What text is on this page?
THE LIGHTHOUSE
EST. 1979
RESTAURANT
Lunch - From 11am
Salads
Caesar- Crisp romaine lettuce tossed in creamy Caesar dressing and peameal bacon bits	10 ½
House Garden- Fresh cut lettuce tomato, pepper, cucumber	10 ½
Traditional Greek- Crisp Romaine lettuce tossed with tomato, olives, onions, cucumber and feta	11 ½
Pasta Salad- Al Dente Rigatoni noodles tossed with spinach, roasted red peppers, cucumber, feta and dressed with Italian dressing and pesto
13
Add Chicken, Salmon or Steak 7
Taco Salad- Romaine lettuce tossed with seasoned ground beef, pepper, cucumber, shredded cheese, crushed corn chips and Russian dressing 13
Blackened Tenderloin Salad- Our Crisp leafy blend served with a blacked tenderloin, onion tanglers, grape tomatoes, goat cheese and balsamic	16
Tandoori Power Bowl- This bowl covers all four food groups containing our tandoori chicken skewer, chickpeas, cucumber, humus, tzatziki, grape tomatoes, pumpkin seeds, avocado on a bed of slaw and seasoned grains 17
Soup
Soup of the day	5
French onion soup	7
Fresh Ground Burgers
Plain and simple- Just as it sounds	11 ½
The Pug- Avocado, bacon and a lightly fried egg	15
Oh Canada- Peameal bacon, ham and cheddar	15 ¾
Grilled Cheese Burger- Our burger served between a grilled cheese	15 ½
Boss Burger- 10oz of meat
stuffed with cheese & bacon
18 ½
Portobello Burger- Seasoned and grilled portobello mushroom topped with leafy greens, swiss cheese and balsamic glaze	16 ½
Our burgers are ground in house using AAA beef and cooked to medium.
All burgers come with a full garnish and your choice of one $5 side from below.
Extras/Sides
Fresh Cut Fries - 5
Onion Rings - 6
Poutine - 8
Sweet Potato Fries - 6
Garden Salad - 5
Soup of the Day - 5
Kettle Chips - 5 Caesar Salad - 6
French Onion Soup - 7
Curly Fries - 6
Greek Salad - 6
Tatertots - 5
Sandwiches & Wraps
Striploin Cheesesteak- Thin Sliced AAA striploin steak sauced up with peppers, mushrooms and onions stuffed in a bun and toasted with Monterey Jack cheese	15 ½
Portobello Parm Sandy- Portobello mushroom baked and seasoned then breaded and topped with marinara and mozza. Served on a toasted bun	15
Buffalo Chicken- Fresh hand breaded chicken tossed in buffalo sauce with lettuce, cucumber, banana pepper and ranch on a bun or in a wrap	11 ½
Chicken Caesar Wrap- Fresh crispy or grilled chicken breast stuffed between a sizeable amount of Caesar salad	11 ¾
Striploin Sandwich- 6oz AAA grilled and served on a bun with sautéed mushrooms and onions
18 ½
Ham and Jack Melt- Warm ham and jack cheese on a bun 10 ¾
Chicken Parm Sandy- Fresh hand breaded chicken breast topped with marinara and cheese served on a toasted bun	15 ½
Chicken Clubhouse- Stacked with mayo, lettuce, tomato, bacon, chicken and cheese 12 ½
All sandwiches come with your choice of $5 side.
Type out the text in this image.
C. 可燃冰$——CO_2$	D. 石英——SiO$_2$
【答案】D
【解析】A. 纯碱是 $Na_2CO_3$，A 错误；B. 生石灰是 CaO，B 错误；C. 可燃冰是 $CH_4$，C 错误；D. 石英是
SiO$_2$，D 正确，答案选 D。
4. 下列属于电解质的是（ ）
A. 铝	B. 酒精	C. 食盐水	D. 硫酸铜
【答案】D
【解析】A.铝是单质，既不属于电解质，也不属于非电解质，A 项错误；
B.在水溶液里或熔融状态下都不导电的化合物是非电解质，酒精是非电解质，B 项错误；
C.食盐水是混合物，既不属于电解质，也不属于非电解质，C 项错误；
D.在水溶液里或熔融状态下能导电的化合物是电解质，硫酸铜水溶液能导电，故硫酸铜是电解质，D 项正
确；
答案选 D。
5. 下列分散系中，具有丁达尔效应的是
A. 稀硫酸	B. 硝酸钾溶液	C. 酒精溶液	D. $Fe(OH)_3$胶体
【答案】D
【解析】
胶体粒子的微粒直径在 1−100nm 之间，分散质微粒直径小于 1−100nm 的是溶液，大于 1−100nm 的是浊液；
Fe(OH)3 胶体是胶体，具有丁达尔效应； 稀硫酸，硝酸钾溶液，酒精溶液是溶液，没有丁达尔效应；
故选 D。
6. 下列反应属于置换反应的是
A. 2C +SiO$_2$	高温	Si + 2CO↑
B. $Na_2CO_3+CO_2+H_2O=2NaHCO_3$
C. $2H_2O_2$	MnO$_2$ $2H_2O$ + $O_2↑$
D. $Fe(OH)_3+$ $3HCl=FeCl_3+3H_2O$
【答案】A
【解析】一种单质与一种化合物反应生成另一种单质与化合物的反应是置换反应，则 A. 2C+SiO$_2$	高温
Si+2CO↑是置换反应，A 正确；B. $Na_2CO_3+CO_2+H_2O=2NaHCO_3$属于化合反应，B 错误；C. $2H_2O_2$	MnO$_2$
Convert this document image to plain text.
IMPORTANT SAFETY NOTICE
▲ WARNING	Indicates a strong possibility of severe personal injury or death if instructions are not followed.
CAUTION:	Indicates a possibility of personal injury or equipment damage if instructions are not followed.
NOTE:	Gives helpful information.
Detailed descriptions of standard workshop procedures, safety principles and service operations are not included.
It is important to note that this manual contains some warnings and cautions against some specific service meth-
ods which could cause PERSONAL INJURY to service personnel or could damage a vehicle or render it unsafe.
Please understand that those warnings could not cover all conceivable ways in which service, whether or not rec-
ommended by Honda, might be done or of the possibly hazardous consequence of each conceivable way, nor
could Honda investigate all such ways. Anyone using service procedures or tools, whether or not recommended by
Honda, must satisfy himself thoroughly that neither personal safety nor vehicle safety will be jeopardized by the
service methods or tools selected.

━━━━━━━━━━━━━━━━━━━━

■ Exercise
Reproduce the records word for word.

■ Answer to the problem
What text is on this page?
THE LIGHTHOUSE
EST. 1979
RESTAURANT
Lunch - From 11am
Salads
Caesar- Crisp romaine lettuce tossed in creamy Caesar dressing and peameal bacon bits	10 ½
House Garden- Fresh cut lettuce tomato, pepper, cucumber	10 ½
Traditional Greek- Crisp Romaine lettuce tossed with tomato, olives, onions, cucumber and feta	11 ½
Pasta Salad- Al Dente Rigatoni noodles tossed with spinach, roasted red peppers, cucumber, feta and dressed with Italian dressing and pesto
13
Add Chicken, Salmon or Steak 7
Taco Salad- Romaine lettuce tossed with seasoned ground beef, pepper, cucumber, shredded cheese, crushed corn chips and Russian dressing 13
Blackened Tenderloin Salad- Our Crisp leafy blend served with a blacked tenderloin, onion tanglers, grape tomatoes, goat cheese and balsamic	16
Tandoori Power Bowl- This bowl covers all four food groups containing our tandoori chicken skewer, chickpeas, cucumber, humus, tzatziki, grape tomatoes, pumpkin seeds, avocado on a bed of slaw and seasoned grains 17
Soup
Soup of the day	5
French onion soup	7
Fresh Ground Burgers
Plain and simple- Just as it sounds	11 ½
The Pug- Avocado, bacon and a lightly fried egg	15
Oh Canada- Peameal bacon, ham and cheddar	15 ¾
Grilled Cheese Burger- Our burger served between a grilled cheese	15 ½
Boss Burger- 10oz of meat
stuffed with cheese & bacon
18 ½
Portobello Burger- Seasoned and grilled portobello mushroom topped with leafy greens, swiss cheese and balsamic glaze	16 ½
Our burgers are ground in house using AAA beef and cooked to medium.
All burgers come with a full garnish and your choice of one $5 side from below.
Extras/Sides
Fresh Cut Fries - 5
Onion Rings - 6
Poutine - 8
Sweet Potato Fries - 6
Garden Salad - 5
Soup of the Day - 5
Kettle Chips - 5 Caesar Salad - 6
French Onion Soup - 7
Curly Fries - 6
Greek Salad - 6
Tatertots - 5
Sandwiches & Wraps
Striploin Cheesesteak- Thin Sliced AAA striploin steak sauced up with peppers, mushrooms and onions stuffed in a bun and toasted with Monterey Jack cheese	15 ½
Portobello Parm Sandy- Portobello mushroom baked and seasoned then breaded and topped with marinara and mozza. Served on a toasted bun	15
Buffalo Chicken- Fresh hand breaded chicken tossed in buffalo sauce with lettuce, cucumber, banana pepper and ranch on a bun or in a wrap	11 ½
Chicken Caesar Wrap- Fresh crispy or grilled chicken breast stuffed between a sizeable amount of Caesar salad	11 ¾
Striploin Sandwich- 6oz AAA grilled and served on a bun with sautéed mushrooms and onions
18 ½
Ham and Jack Melt- Warm ham and jack cheese on a bun 10 ¾
Chicken Parm Sandy- Fresh hand breaded chicken breast topped with marinara and cheese served on a toasted bun	15 ½
Chicken Clubhouse- Stacked with mayo, lettuce, tomato, bacon, chicken and cheese 12 ½
All sandwiches come with your choice of $5 side.
Type out the text in this image.
C. 可燃冰$——CO_2$	D. 石英——SiO$_2$
【答案】D
【解析】A. 纯碱是 $Na_2CO_3$，A 错误；B. 生石灰是 CaO，B 错误；C. 可燃冰是 $CH_4$，C 错误；D. 石英是
SiO$_2$，D 正确，答案选 D。
4. 下列属于电解质的是（ ）
A. 铝	B. 酒精	C. 食盐水	D. 硫酸铜
【答案】D
【解析】A.铝是单质，既不属于电解质，也不属于非电解质，A 项错误；
B.在水溶液里或熔融状态下都不导电的化合物是非电解质，酒精是非电解质，B 项错误；
C.食盐水是混合物，既不属于电解质，也不属于非电解质，C 项错误；
D.在水溶液里或熔融状态下能导电的化合物是电解质，硫酸铜水溶液能导电，故硫酸铜是电解质，D 项正
确；
答案选 D。
5. 下列分散系中，具有丁达尔效应的是
A. 稀硫酸	B. 硝酸钾溶液	C. 酒精溶液	D. $Fe(OH)_3$胶体
【答案】D
【解析】
胶体粒子的微粒直径在 1−100nm 之间，分散质微粒直径小于 1−100nm 的是溶液，大于 1−100nm 的是浊液；
Fe(OH)3 胶体是胶体，具有丁达尔效应； 稀硫酸，硝酸钾溶液，酒精溶液是溶液，没有丁达尔效应；
故选 D。
6. 下列反应属于置换反应的是
A. 2C +SiO$_2$	高温	Si + 2CO↑
B. $Na_2CO_3+CO_2+H_2O=2NaHCO_3$
C. $2H_2O_2$	MnO$_2$ $2H_2O$ + $O_2↑$
D. $Fe(OH)_3+$ $3HCl=FeCl_3+3H_2O$
【答案】A
【解析】一种单质与一种化合物反应生成另一种单质与化合物的反应是置换反应，则 A. 2C+SiO$_2$	高温
Si+2CO↑是置换反应，A 正确；B. $Na_2CO_3+CO_2+H_2O=2NaHCO_3$属于化合反应，B 错误；C. $2H_2O_2$	MnO$_2$
Convert this document image to plain text.
IMPORTANT SAFETY NOTICE
▲ WARNING	Indicates a strong possibility of severe personal injury or death if instructions are not followed.
CAUTION:	Indicates a possibility of personal injury or equipment damage if instructions are not followed.
NOTE:	Gives helpful information.
Detailed descriptions of standard workshop procedures, safety principles and service operations are not included.
It is important to note that this manual contains some warnings and cautions against some specific service meth-
ods which could cause PERSONAL INJURY to service personnel or could damage a vehicle or render it unsafe.
Please understand that those warnings could not cover all conceivable ways in which service, whether or not rec-
ommended by Honda, might be done or of the possibly hazardous consequence of each conceivable way, nor
could Honda investigate all such ways. Anyone using service procedures or tools, whether or not recommended by
Honda, must satisfy himself thoroughly that neither personal safety nor vehicle safety will be jeopardized by the
service methods or tools selected.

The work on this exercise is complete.